HOW TO COMPLETE THIS TASK:
Nothing in the entries may change when they are transcribed.

LISTED RECORDS:
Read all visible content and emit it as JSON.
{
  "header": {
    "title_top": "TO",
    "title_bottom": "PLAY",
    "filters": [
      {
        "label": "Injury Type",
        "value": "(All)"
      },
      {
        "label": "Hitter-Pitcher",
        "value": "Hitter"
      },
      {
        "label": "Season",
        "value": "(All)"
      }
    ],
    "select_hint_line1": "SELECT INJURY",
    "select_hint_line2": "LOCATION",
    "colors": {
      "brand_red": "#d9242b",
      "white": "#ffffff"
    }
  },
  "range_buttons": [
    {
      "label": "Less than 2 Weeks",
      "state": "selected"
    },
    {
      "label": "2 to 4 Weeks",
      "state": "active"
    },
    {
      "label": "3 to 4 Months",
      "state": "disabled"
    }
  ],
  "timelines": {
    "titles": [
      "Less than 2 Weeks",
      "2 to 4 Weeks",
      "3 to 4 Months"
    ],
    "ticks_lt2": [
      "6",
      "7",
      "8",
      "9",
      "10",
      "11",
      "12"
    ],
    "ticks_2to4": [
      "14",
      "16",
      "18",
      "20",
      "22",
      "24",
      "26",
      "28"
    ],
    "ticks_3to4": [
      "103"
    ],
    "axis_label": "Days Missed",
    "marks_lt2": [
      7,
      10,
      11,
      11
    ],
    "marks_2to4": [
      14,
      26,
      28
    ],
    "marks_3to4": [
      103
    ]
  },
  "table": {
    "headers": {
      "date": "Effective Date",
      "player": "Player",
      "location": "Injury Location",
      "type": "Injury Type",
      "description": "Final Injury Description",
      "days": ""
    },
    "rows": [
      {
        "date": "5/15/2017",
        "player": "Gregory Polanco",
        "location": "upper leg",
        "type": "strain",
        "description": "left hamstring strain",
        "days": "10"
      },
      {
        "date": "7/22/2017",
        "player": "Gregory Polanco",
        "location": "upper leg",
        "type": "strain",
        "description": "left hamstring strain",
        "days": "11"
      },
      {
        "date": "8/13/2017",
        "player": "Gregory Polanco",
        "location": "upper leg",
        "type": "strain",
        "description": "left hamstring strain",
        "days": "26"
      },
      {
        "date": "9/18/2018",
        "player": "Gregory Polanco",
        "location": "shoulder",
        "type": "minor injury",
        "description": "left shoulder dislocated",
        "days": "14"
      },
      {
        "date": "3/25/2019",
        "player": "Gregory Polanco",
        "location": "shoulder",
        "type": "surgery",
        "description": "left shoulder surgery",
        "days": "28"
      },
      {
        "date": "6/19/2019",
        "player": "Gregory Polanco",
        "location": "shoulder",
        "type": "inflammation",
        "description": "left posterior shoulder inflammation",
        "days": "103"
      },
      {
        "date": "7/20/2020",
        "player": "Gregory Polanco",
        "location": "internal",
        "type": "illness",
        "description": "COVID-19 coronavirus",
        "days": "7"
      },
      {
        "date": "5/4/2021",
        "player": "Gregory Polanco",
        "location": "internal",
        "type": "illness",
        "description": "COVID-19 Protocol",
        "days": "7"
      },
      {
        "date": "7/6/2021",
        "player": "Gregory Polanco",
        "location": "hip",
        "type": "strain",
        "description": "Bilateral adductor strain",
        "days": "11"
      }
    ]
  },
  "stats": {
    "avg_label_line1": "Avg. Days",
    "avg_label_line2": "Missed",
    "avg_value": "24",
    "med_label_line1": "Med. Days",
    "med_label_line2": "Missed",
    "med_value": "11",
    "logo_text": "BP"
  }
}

FINISHED EXERCISE:
Read all visible content and emit it as JSON.
{
  "header": {
    "title_top": "TO",
    "title_bottom": "PLAY",
    "filters": [
      {
        "label": "Injury Type",
        "value": "(All)"
      },
      {
        "label": "Hitter-Pitcher",
        "value": "Hitter"
      },
      {
        "label": "Season",
        "value": "(All)"
      }
    ],
    "select_hint_line1": "SELECT INJURY",
    "select_hint_line2": "LOCATION",
    "colors": {
      "brand_red": "#d9242b",
      "white": "#ffffff"
    }
  },
  "range_buttons": [
    {
      "label": "Less than 2 Weeks",
      "state": "selected"
    },
    {
      "label": "2 to 4 Weeks",
      "state": "active"
    },
    {
      "label": "3 to 4 Months",
      "state": "disabled"
    }
  ],
  "timelines": {
    "titles": [
      "Less than 2 Weeks",
      "2 to 4 Weeks",
      "3 to 4 Months"
    ],
    "ticks_lt2": [
      "6",
      "7",
      "8",
      "9",
      "10",
      "11",
      "12"
    ],
    "ticks_2to4": [
      "14",
      "16",
      "18",
      "20",
      "22",
      "24",
      "26",
      "28"
    ],
    "ticks_3to4": [
      "103"
    ],
    "axis_label": "Days Missed",
    "marks_lt2": [
      7,
      10,
      11,
      11
    ],
    "marks_2to4": [
      14,
      26,
      28
    ],
    "marks_3to4": [
      103
    ]
  },
  "table": {
    "headers": {
      "date": "Effective Date",
      "player": "Player",
      "location": "Injury Location",
      "type": "Injury Type",
      "description": "Final Injury Description",
      "days": ""
    },
    "rows": [
      {
        "date": "5/15/2017",
        "player": "Gregory Polanco",
        "location": "upper leg",
        "type": "strain",
        "description": "left hamstring strain",
        "days": "10"
      },
      {
        "date": "7/22/2017",
        "player": "Gregory Polanco",
        "location": "upper leg",
        "type": "strain",
        "description": "left hamstring strain",
        "days": "11"
      },
      {
        "date": "8/13/2017",
        "player": "Gregory Polanco",
        "location": "upper leg",
        "type": "strain",
        "description": "left hamstring strain",
        "days": "26"
      },
      {
        "date": "9/18/2018",
        "player": "Gregory Polanco",
        "location": "shoulder",
        "type": "minor injury",
        "description": "left shoulder dislocated",
        "days": "14"
      },
      {
        "date": "3/25/2019",
        "player": "Gregory Polanco",
        "location": "shoulder",
        "type": "surgery",
        "description": "left shoulder surgery",
        "days": "28"
      },
      {
        "date": "6/19/2019",
        "player": "Gregory Polanco",
        "location": "shoulder",
        "type": "inflammation",
        "description": "left posterior shoulder inflammation",
        "days": "103"
      },
      {
        "date": "7/20/2020",
        "player": "Gregory Polanco",
        "location": "internal",
        "type": "illness",
        "description": "COVID-19 coronavirus",
        "days": "7"
      },
      {
        "date": "5/4/2021",
        "player": "Gregory Polanco",
        "location": "internal",
        "type": "illness",
        "description": "COVID-19 Protocol",
        "days": "7"
      },
      {
        "date": "7/6/2021",
        "player": "Gregory Polanco",
        "location": "hip",
        "type": "strain",
        "description": "Bilateral adductor strain",
        "days": "11"
      }
    ]
  },
  "stats": {
    "avg_label_line1": "Avg. Days",
    "avg_label_line2": "Missed",
    "avg_value": "24",
    "med_label_line1": "Med. Days",
    "med_label_line2": "Missed",
    "med_value": "11",
    "logo_text": "BP"
  }
}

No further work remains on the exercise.